Brief: Copy out all lines of the records in which the word "교통범칙금" appears.

Stored data:

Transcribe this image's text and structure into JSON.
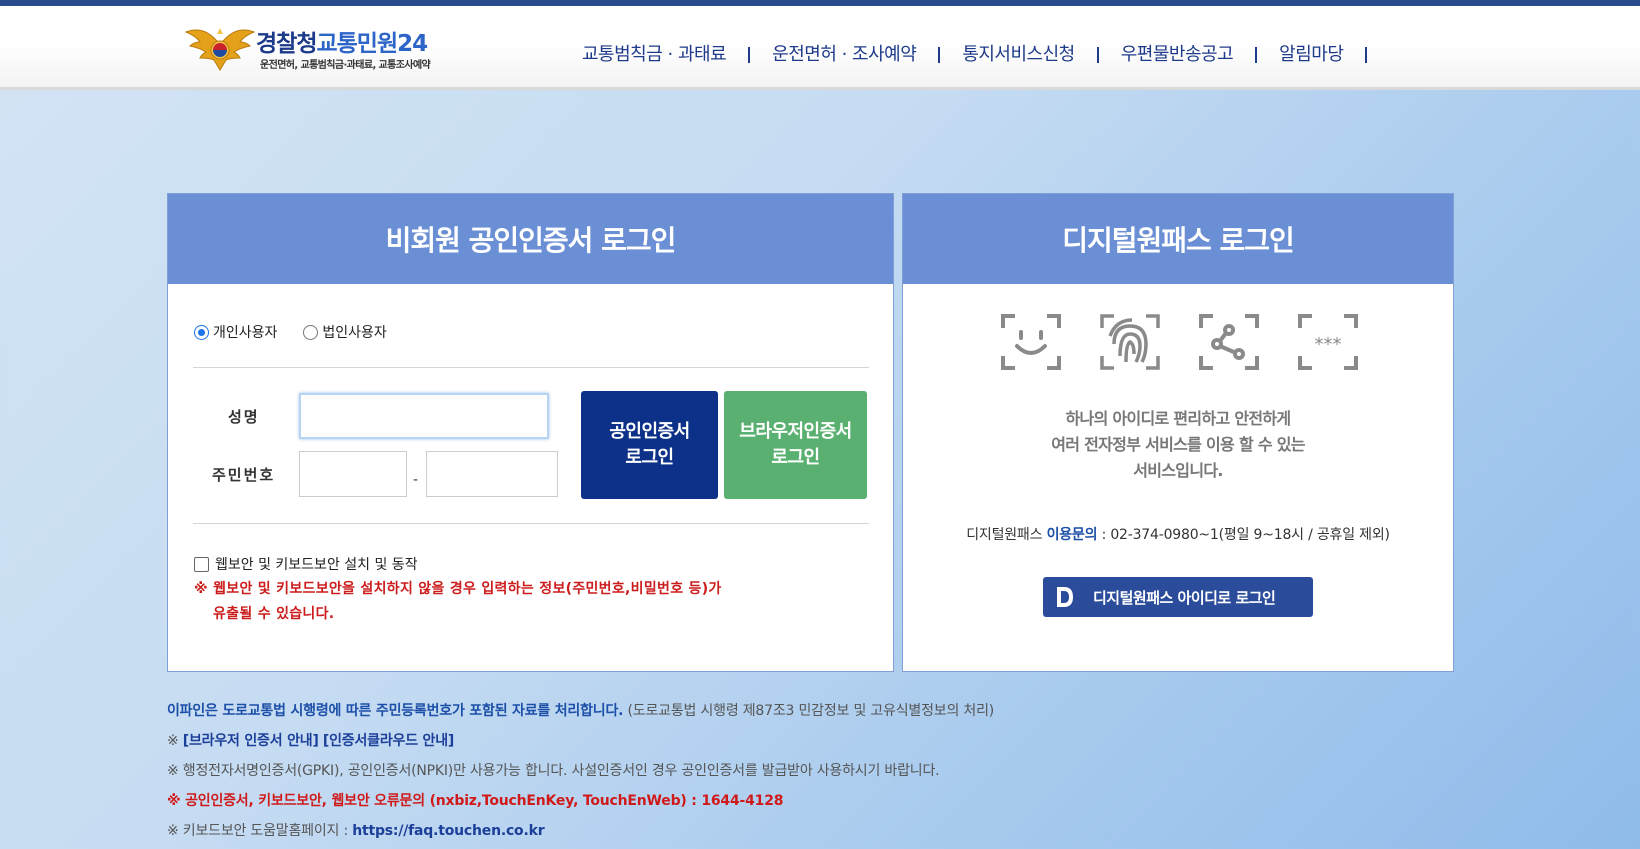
{
  "header": {
    "logo_title_prefix": "경찰청",
    "logo_title_suffix": "교통민원24",
    "logo_subtitle": "운전면허, 교통범칙금·과태료, 교통조사예약",
    "nav": [
      {
        "label": "교통범칙금 · 과태료"
      },
      {
        "label": "운전면허 · 조사예약"
      },
      {
        "label": "통지서비스신청"
      },
      {
        "label": "우편물반송공고"
      },
      {
        "label": "알림마당"
      }
    ]
  },
  "left_panel": {
    "title": "비회원 공인인증서 로그인",
    "radio_individual": "개인사용자",
    "radio_corporate": "법인사용자",
    "name_label": "성명",
    "name_value": "",
    "rrn_label": "주민번호",
    "rrn_first": "",
    "rrn_second": "",
    "rrn_separator": "-",
    "btn_public_cert": "공인인증서\n로그인",
    "btn_browser_cert": "브라우저인증서\n로그인",
    "security_checkbox": "웹보안 및 키보드보안 설치 및 동작",
    "warning_line1": "※ 웹보안 및 키보드보안을 설치하지 않을 경우 입력하는 정보(주민번호,비밀번호 등)가",
    "warning_line2": "유출될 수 있습니다."
  },
  "right_panel": {
    "title": "디지털원패스 로그인",
    "icons": [
      "face-recognition-icon",
      "fingerprint-icon",
      "pattern-icon",
      "password-icon"
    ],
    "desc_line1": "하나의 아이디로 편리하고 안전하게",
    "desc_line2": "여러 전자정부 서비스를 이용 할 수 있는",
    "desc_line3": "서비스입니다.",
    "inquiry_prefix": "디지털원패스",
    "inquiry_label": "이용문의",
    "inquiry_text": ": 02-374-0980~1(평일 9~18시 / 공휴일 제외)",
    "onepass_button": "디지털원패스 아이디로 로그인"
  },
  "notes": {
    "line1_bold": "이파인은 도로교통법 시행령에 따른 주민등록번호가 포함된 자료를 처리합니다.",
    "line1_rest": "(도로교통법 시행령 제87조3 민감정보 및 고유식별정보의 처리)",
    "line2_prefix": "※ ",
    "line2_link1": "[브라우저 인증서 안내]",
    "line2_link2": "[인증서클라우드 안내]",
    "line3": "※ 행정전자서명인증서(GPKI), 공인인증서(NPKI)만 사용가능 합니다. 사설인증서인 경우 공인인증서를 발급받아 사용하시기 바랍니다.",
    "line4": "※ 공인인증서, 키보드보안, 웹보안 오류문의 (nxbiz,TouchEnKey, TouchEnWeb) : 1644-4128",
    "line5_prefix": "※ 키보드보안 도움말홈페이지 : ",
    "line5_link": "https://faq.touchen.co.kr"
  },
  "colors": {
    "header_bar": "#2a4a8e",
    "panel_head": "#6a8fd4",
    "btn_public": "#0d3188",
    "btn_browser": "#5ab070",
    "warning": "#cc1c1c"
  }
}
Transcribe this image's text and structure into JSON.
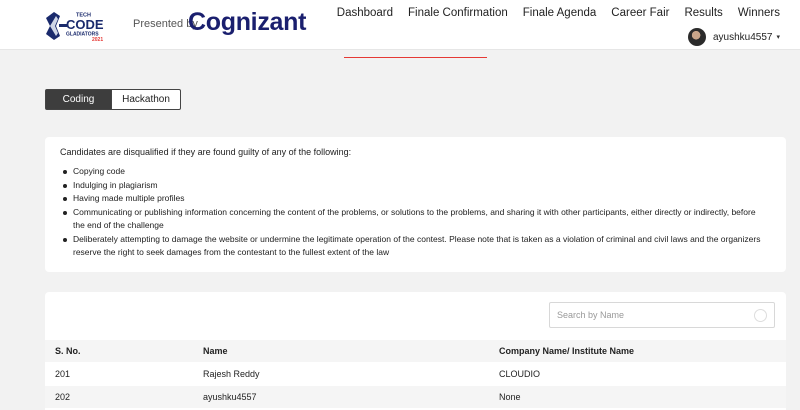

Final result:
    "logo_subtitle": "운전면허, 교통범칙금·과태료, 교통조사예약",
        "label": "교통범칙금 · 과태료"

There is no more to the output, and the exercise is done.